*Stated problem 1*
In the text on warehouse robot navigation, translate this sentence into Spanish: "It handles complex scenarios including obstacle avoidance, collision prevention, and deadlock resolution."

*Text shown*
File : problemsolution.ipynb

Warehouse Robot Navigation with Q-Learning

This project implements a multi-agent system for navigating robots (autobots) in a warehouse environment using Q-learning. It handles complex scenarios including obstacle avoidance, collision prevention, and deadlock resolution.

Features

• Dynamic grid-based warehouse environment
• Multiple autonomous robots (autobots) with individual goals
• Q-learning based path planning and decision making
• Collision detection and resolution
• Deadlock detection and resolution
• Visualization of robot paths and warehouse layout

Requirements

• Python 3.7+
• NumPy
• Matplotlib

Installation

1. Clone this repository:

   git clone https://github.com/yourusername/warehouse-robot-navigation.git
   cd warehouse-robot-navigation
   

2. Install the required packages:

   pip install numpy matplotlib
   

Usage

Run the main script:

python warehouse_navigation.py

Input Format

The program will prompt you for input to define the warehouse layout:

1. First, enter the number of rows in the grid.

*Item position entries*
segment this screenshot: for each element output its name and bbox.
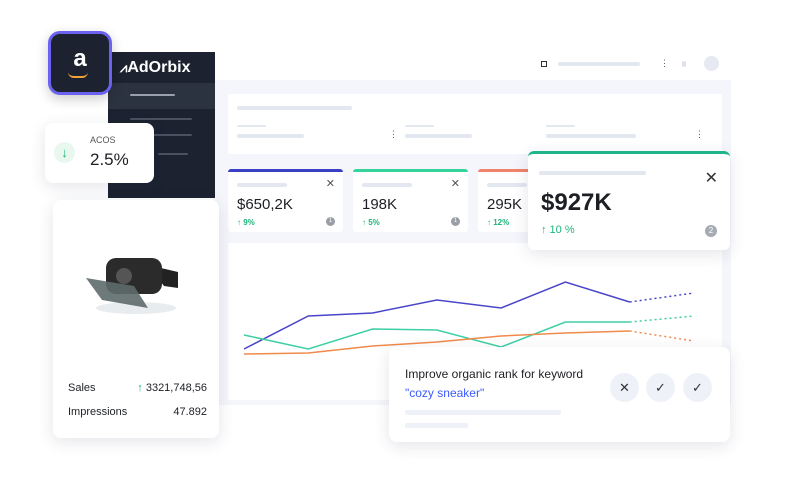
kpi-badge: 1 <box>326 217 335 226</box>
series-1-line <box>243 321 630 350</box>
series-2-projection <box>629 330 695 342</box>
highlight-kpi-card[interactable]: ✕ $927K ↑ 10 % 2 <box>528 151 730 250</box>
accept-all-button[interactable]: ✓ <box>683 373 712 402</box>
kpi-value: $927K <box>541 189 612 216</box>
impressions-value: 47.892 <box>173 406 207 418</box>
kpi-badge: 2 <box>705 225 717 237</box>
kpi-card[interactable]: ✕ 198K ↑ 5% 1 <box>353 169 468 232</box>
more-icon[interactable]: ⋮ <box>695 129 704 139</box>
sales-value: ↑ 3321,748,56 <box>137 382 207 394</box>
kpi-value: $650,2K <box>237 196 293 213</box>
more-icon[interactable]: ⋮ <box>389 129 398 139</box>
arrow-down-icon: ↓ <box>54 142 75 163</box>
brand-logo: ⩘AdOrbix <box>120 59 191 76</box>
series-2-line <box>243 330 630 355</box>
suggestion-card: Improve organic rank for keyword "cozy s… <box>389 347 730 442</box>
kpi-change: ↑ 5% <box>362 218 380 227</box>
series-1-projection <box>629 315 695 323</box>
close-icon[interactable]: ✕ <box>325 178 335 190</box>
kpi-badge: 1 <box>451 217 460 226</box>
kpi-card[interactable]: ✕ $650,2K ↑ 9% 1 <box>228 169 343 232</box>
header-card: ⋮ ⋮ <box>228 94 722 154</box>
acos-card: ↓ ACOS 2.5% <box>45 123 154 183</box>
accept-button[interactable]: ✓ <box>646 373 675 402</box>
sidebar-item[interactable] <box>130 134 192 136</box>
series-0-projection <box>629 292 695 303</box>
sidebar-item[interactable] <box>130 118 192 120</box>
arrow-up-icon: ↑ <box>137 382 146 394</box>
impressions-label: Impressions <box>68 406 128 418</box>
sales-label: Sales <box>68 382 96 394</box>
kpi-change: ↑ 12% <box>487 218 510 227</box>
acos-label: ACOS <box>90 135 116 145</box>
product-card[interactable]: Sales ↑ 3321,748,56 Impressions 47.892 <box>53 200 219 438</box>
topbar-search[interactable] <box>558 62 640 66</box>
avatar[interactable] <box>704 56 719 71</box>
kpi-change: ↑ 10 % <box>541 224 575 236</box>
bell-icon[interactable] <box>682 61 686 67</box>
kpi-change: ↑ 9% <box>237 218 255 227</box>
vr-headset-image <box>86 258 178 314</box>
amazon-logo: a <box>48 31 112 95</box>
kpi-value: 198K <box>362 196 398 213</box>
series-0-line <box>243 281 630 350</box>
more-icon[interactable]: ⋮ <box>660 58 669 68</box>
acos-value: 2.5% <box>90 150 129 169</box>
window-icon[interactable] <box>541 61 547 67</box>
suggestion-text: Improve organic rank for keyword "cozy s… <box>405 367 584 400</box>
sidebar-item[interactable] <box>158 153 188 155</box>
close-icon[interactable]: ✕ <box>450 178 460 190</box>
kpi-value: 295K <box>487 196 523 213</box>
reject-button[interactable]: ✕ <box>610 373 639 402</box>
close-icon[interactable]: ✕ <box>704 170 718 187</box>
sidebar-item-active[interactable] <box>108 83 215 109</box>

*Stated problem 2*
Copy the lines of the records verbatim, starting with the line that contains "kpi-badge: 1 <box>326 217 335 226</box>" and ending after the line that contains "acos-label: ACOS <box>90 135 116 145</box>".

*Complete output 1*
Maneja escenarios complejos, incluidos la evitación de obstáculos, la prevención de colisiones y la resolución de bloqueos mutuos.

*Complete output 2*
kpi-badge: 1 <box>326 217 335 226</box>
series-1-line <box>243 321 630 350</box>
series-2-projection <box>629 330 695 342</box>
highlight-kpi-card[interactable]: ✕ $927K ↑ 10 % 2 <box>528 151 730 250</box>
accept-all-button[interactable]: ✓ <box>683 373 712 402</box>
kpi-value: $927K <box>541 189 612 216</box>
impressions-value: 47.892 <box>173 406 207 418</box>
kpi-badge: 2 <box>705 225 717 237</box>
kpi-card[interactable]: ✕ 198K ↑ 5% 1 <box>353 169 468 232</box>
more-icon[interactable]: ⋮ <box>695 129 704 139</box>
sales-value: ↑ 3321,748,56 <box>137 382 207 394</box>
kpi-value: $650,2K <box>237 196 293 213</box>
more-icon[interactable]: ⋮ <box>389 129 398 139</box>
arrow-down-icon: ↓ <box>54 142 75 163</box>
brand-logo: ⩘AdOrbix <box>120 59 191 76</box>
series-2-line <box>243 330 630 355</box>
suggestion-card: Improve organic rank for keyword "cozy s… <box>389 347 730 442</box>
kpi-change: ↑ 5% <box>362 218 380 227</box>
series-1-projection <box>629 315 695 323</box>
close-icon[interactable]: ✕ <box>325 178 335 190</box>
kpi-badge: 1 <box>451 217 460 226</box>
kpi-card[interactable]: ✕ $650,2K ↑ 9% 1 <box>228 169 343 232</box>
header-card: ⋮ ⋮ <box>228 94 722 154</box>
acos-card: ↓ ACOS 2.5% <box>45 123 154 183</box>
accept-button[interactable]: ✓ <box>646 373 675 402</box>
sidebar-item[interactable] <box>130 134 192 136</box>
series-0-projection <box>629 292 695 303</box>
sidebar-item[interactable] <box>130 118 192 120</box>
arrow-up-icon: ↑ <box>137 382 146 394</box>
impressions-label: Impressions <box>68 406 128 418</box>
sales-label: Sales <box>68 382 96 394</box>
kpi-change: ↑ 12% <box>487 218 510 227</box>
acos-label: ACOS <box>90 135 116 145</box>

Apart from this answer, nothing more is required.